**Dataset records**
━━━━━━━━━━━━━━━━━━━━━━━━━━━━━━

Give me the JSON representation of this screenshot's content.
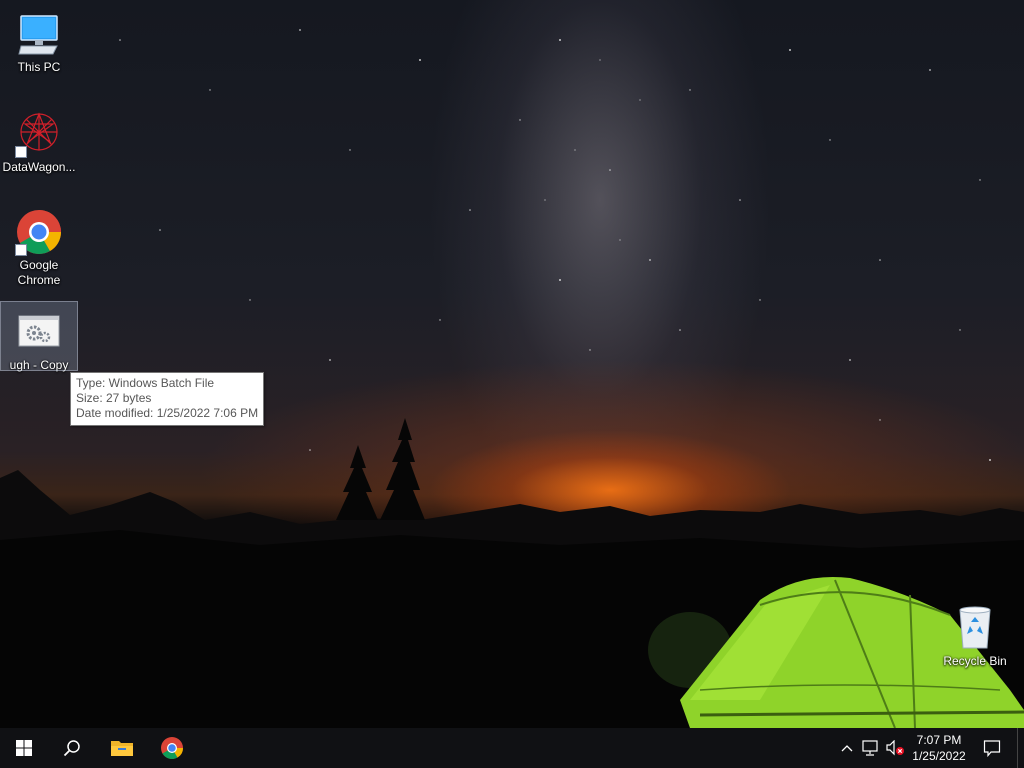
{
  "desktop": {
    "icons": [
      {
        "label": "This PC",
        "icon": "monitor-icon"
      },
      {
        "label": "DataWagon...",
        "icon": "datawagon-app-icon"
      },
      {
        "label": "Google Chrome",
        "icon": "chrome-icon"
      },
      {
        "label": "ugh - Copy",
        "icon": "batch-file-gear-icon"
      },
      {
        "label": "Recycle Bin",
        "icon": "recycle-bin-icon"
      }
    ]
  },
  "tooltip": {
    "type": "Type: Windows Batch File",
    "size": "Size: 27 bytes",
    "date": "Date modified: 1/25/2022 7:06 PM"
  },
  "taskbar": {
    "pinned": [
      "windows-start-icon",
      "search-icon",
      "file-explorer-icon",
      "chrome-icon"
    ],
    "tray": [
      "chevron-up-icon",
      "network-icon",
      "volume-muted-icon",
      "notifications-icon"
    ],
    "time": "7:07 PM",
    "date": "1/25/2022"
  },
  "colors": {
    "taskbar": "#101114",
    "selection": "#a0afc8",
    "tent": "#9be12c",
    "horizon_glow": "#ff7a14"
  }
}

━━━━━━━━━━━━━━━━━━━━━━━━━━━━━━

**What to do**
Pictures are not part of the copy; output everything else in the records exactly.

**In response**
Give me the JSON representation of this screenshot's content.
{
  "desktop": {
    "icons": [
      {
        "label": "This PC",
        "icon": "monitor-icon"
      },
      {
        "label": "DataWagon...",
        "icon": "datawagon-app-icon"
      },
      {
        "label": "Google Chrome",
        "icon": "chrome-icon"
      },
      {
        "label": "ugh - Copy",
        "icon": "batch-file-gear-icon"
      },
      {
        "label": "Recycle Bin",
        "icon": "recycle-bin-icon"
      }
    ]
  },
  "tooltip": {
    "type": "Type: Windows Batch File",
    "size": "Size: 27 bytes",
    "date": "Date modified: 1/25/2022 7:06 PM"
  },
  "taskbar": {
    "pinned": [
      "windows-start-icon",
      "search-icon",
      "file-explorer-icon",
      "chrome-icon"
    ],
    "tray": [
      "chevron-up-icon",
      "network-icon",
      "volume-muted-icon",
      "notifications-icon"
    ],
    "time": "7:07 PM",
    "date": "1/25/2022"
  },
  "colors": {
    "taskbar": "#101114",
    "selection": "#a0afc8",
    "tent": "#9be12c",
    "horizon_glow": "#ff7a14"
  }
}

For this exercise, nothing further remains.